=== Source records ===
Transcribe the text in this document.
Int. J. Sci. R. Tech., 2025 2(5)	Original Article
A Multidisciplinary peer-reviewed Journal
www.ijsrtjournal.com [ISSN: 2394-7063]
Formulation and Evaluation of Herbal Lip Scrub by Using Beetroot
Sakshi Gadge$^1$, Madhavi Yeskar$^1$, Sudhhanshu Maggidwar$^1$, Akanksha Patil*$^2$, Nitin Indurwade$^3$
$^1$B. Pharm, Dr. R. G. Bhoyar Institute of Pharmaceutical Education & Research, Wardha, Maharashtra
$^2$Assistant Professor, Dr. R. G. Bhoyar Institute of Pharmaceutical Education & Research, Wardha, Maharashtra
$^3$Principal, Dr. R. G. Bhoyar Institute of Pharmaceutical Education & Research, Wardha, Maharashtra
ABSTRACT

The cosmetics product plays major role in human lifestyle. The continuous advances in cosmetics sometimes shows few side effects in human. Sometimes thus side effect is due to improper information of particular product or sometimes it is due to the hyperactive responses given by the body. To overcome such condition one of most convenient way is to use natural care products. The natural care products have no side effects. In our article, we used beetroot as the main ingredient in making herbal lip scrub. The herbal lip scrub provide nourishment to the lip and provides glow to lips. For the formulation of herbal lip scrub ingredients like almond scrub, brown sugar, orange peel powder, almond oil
===
=== Source records ===
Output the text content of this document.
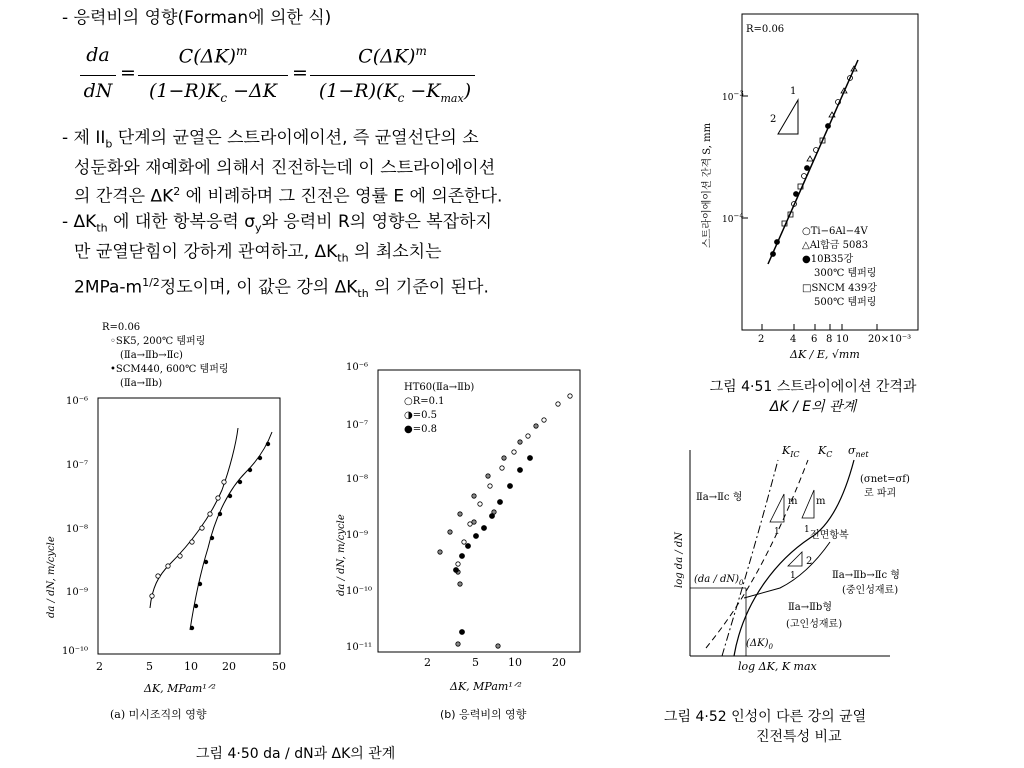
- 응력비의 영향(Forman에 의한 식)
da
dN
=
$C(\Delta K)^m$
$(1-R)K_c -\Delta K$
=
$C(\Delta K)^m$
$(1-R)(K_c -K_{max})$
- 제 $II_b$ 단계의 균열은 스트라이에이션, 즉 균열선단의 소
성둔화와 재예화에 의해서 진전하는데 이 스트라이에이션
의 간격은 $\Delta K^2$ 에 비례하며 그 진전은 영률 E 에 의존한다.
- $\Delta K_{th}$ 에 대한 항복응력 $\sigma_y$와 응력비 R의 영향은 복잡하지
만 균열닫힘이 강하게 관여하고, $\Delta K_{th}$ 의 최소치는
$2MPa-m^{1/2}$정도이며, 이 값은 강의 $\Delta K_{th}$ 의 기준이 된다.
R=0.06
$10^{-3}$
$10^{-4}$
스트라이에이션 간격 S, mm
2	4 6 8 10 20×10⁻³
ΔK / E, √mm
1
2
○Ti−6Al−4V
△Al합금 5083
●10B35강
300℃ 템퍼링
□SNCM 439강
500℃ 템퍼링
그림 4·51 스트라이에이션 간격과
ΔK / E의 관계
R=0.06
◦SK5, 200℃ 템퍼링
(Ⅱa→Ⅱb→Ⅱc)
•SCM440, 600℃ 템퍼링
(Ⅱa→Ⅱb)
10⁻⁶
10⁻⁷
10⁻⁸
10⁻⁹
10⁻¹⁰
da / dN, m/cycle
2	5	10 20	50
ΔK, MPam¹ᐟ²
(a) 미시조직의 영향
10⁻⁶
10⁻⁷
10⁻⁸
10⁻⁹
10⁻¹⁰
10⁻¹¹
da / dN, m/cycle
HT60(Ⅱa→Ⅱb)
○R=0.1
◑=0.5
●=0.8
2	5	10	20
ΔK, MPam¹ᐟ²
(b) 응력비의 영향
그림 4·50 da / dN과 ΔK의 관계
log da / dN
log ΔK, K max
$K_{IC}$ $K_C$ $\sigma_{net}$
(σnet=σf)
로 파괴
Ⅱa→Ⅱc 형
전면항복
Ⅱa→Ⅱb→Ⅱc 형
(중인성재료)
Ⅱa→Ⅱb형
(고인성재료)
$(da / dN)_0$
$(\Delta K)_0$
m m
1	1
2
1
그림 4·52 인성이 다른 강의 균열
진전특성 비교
===
Goal — For the data above, state only how many lines include the word "Maharashtra".

Exercise solution — 3